(Rows from a dataset)

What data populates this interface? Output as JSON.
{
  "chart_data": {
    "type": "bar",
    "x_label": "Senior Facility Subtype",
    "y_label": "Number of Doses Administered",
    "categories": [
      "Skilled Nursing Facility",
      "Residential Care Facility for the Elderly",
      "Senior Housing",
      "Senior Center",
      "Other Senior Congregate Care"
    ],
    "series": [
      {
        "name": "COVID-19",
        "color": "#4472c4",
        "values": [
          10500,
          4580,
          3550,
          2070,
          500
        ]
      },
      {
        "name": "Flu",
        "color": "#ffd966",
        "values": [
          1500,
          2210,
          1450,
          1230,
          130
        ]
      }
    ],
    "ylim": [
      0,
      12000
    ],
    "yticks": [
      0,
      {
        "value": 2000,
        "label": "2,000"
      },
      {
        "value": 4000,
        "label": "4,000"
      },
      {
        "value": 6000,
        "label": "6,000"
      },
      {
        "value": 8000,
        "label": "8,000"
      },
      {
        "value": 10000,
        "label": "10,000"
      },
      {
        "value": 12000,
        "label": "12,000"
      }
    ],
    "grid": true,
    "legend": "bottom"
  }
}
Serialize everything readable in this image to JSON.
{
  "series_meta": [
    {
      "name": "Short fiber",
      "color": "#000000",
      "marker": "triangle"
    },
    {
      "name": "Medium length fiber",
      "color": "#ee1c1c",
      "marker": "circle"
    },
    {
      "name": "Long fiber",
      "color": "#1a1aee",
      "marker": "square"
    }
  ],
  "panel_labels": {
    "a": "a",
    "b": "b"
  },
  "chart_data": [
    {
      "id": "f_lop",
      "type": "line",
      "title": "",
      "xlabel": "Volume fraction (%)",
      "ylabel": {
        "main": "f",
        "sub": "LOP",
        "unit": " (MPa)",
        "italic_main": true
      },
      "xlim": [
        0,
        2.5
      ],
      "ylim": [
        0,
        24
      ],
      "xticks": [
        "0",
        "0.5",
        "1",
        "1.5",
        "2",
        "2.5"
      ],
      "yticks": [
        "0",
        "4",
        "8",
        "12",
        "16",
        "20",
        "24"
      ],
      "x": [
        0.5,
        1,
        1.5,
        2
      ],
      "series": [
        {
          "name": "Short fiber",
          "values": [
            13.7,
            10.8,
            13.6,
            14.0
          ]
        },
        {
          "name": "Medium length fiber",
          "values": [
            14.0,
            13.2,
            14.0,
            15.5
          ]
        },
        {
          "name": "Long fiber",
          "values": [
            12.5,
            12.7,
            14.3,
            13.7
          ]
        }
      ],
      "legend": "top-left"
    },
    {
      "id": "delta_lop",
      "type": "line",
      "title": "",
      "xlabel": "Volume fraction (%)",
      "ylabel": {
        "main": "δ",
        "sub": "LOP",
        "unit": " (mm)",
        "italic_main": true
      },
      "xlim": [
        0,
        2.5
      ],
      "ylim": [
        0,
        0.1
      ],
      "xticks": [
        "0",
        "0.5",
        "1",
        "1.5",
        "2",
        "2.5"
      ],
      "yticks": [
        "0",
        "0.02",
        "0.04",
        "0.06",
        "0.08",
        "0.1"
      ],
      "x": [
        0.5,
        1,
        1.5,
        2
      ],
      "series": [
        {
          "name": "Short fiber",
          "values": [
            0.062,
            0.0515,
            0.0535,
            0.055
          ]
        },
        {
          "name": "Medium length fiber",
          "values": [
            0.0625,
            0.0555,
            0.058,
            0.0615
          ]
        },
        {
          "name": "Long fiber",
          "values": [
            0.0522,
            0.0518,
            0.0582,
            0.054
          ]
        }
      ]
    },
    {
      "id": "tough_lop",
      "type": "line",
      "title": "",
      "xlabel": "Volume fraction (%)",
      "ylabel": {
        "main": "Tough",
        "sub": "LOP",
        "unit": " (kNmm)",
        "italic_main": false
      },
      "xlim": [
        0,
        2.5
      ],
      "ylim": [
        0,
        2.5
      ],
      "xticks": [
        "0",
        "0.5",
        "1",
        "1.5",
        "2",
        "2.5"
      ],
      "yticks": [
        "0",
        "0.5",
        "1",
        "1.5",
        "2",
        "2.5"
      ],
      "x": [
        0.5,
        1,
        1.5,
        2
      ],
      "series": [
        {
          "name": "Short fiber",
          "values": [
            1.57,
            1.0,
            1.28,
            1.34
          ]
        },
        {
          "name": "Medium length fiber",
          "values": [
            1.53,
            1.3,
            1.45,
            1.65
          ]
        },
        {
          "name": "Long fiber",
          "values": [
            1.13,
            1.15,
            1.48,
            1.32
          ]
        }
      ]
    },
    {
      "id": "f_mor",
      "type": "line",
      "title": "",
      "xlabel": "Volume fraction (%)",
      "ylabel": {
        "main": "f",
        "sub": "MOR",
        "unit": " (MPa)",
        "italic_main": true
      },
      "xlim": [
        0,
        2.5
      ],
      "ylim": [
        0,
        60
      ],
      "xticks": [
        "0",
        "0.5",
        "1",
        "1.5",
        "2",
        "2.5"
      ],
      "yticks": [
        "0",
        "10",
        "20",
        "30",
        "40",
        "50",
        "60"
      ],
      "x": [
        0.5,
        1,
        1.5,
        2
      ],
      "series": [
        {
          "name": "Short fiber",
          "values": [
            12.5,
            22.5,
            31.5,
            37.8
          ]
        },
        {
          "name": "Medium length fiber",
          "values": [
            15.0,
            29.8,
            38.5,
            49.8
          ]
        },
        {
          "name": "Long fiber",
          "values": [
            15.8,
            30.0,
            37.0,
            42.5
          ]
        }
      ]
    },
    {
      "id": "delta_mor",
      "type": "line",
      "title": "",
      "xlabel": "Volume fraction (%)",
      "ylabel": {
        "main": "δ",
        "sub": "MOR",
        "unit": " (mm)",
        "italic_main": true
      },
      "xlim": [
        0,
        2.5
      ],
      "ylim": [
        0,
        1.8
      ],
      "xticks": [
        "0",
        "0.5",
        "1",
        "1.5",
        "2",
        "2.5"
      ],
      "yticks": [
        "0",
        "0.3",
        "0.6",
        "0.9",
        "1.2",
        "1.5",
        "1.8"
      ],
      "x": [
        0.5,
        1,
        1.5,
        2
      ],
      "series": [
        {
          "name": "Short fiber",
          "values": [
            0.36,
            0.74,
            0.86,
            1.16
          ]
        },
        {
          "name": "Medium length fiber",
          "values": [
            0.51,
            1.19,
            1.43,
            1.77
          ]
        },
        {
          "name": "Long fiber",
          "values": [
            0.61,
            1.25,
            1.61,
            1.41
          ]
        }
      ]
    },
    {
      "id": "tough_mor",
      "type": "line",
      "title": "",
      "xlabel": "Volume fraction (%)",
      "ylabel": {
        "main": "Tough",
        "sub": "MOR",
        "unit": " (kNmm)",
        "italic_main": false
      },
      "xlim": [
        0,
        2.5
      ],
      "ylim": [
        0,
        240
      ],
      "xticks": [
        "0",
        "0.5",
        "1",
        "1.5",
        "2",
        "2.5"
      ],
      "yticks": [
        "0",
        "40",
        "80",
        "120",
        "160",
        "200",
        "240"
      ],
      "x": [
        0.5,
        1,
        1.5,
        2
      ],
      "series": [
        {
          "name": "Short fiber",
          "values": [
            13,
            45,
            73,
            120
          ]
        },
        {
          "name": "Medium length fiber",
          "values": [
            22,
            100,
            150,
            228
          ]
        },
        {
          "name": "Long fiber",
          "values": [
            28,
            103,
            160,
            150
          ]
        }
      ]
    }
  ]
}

- The exercise:
Pick out every line holding the string "color" and return it.

- In response:
        "color": "#4472c4",
        "color": "#ffd966",
      "color": "#000000",
      "color": "#ee1c1c",
      "color": "#1a1aee",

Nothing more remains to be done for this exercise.